#### Exercise:
Print the whole listing exactly.

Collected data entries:
────────────────────

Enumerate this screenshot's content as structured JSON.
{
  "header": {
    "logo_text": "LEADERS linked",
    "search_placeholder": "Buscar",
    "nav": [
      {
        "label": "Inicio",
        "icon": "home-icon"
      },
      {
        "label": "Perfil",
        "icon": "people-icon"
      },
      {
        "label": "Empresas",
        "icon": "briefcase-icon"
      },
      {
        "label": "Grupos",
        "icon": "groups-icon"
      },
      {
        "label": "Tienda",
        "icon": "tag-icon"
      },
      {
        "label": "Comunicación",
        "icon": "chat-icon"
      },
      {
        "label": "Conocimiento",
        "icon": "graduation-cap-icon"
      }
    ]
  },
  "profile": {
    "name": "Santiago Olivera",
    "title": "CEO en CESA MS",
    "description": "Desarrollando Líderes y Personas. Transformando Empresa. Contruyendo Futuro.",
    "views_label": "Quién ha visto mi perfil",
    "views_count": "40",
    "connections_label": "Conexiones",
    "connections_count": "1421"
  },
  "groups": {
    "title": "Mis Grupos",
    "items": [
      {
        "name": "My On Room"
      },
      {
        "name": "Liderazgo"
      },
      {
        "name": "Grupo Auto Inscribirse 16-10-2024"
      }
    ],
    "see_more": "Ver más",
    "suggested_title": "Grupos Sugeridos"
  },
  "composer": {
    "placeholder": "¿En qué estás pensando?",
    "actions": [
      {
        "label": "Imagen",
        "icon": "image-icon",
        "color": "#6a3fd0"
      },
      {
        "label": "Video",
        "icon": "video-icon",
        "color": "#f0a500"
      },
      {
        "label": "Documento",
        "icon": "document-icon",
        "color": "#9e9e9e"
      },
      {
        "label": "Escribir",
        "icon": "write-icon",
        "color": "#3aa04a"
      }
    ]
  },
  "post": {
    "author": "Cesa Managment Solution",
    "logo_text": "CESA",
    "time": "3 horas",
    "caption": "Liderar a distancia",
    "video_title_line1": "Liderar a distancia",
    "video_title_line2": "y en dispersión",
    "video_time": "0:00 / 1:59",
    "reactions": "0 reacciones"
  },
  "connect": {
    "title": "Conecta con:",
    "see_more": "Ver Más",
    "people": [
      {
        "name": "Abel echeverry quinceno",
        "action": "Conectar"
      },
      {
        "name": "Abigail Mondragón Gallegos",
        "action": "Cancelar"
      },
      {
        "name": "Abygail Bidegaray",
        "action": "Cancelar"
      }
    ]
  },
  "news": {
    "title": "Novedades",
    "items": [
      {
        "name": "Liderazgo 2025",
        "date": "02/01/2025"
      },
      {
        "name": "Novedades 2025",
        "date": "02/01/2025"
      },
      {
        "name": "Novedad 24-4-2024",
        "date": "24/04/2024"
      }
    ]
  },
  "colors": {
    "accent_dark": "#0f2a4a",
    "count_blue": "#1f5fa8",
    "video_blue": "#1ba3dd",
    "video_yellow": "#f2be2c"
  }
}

────────────────────

#### Answer to the problem:
Enumerate this screenshot's content as structured JSON.
{
  "header": {
    "logo_text": "LEADERS linked",
    "search_placeholder": "Buscar",
    "nav": [
      {
        "label": "Inicio",
        "icon": "home-icon"
      },
      {
        "label": "Perfil",
        "icon": "people-icon"
      },
      {
        "label": "Empresas",
        "icon": "briefcase-icon"
      },
      {
        "label": "Grupos",
        "icon": "groups-icon"
      },
      {
        "label": "Tienda",
        "icon": "tag-icon"
      },
      {
        "label": "Comunicación",
        "icon": "chat-icon"
      },
      {
        "label": "Conocimiento",
        "icon": "graduation-cap-icon"
      }
    ]
  },
  "profile": {
    "name": "Santiago Olivera",
    "title": "CEO en CESA MS",
    "description": "Desarrollando Líderes y Personas. Transformando Empresa. Contruyendo Futuro.",
    "views_label": "Quién ha visto mi perfil",
    "views_count": "40",
    "connections_label": "Conexiones",
    "connections_count": "1421"
  },
  "groups": {
    "title": "Mis Grupos",
    "items": [
      {
        "name": "My On Room"
      },
      {
        "name": "Liderazgo"
      },
      {
        "name": "Grupo Auto Inscribirse 16-10-2024"
      }
    ],
    "see_more": "Ver más",
    "suggested_title": "Grupos Sugeridos"
  },
  "composer": {
    "placeholder": "¿En qué estás pensando?",
    "actions": [
      {
        "label": "Imagen",
        "icon": "image-icon",
        "color": "#6a3fd0"
      },
      {
        "label": "Video",
        "icon": "video-icon",
        "color": "#f0a500"
      },
      {
        "label": "Documento",
        "icon": "document-icon",
        "color": "#9e9e9e"
      },
      {
        "label": "Escribir",
        "icon": "write-icon",
        "color": "#3aa04a"
      }
    ]
  },
  "post": {
    "author": "Cesa Managment Solution",
    "logo_text": "CESA",
    "time": "3 horas",
    "caption": "Liderar a distancia",
    "video_title_line1": "Liderar a distancia",
    "video_title_line2": "y en dispersión",
    "video_time": "0:00 / 1:59",
    "reactions": "0 reacciones"
  },
  "connect": {
    "title": "Conecta con:",
    "see_more": "Ver Más",
    "people": [
      {
        "name": "Abel echeverry quinceno",
        "action": "Conectar"
      },
      {
        "name": "Abigail Mondragón Gallegos",
        "action": "Cancelar"
      },
      {
        "name": "Abygail Bidegaray",
        "action": "Cancelar"
      }
    ]
  },
  "news": {
    "title": "Novedades",
    "items": [
      {
        "name": "Liderazgo 2025",
        "date": "02/01/2025"
      },
      {
        "name": "Novedades 2025",
        "date": "02/01/2025"
      },
      {
        "name": "Novedad 24-4-2024",
        "date": "24/04/2024"
      }
    ]
  },
  "colors": {
    "accent_dark": "#0f2a4a",
    "count_blue": "#1f5fa8",
    "video_blue": "#1ba3dd",
    "video_yellow": "#f2be2c"
  }
}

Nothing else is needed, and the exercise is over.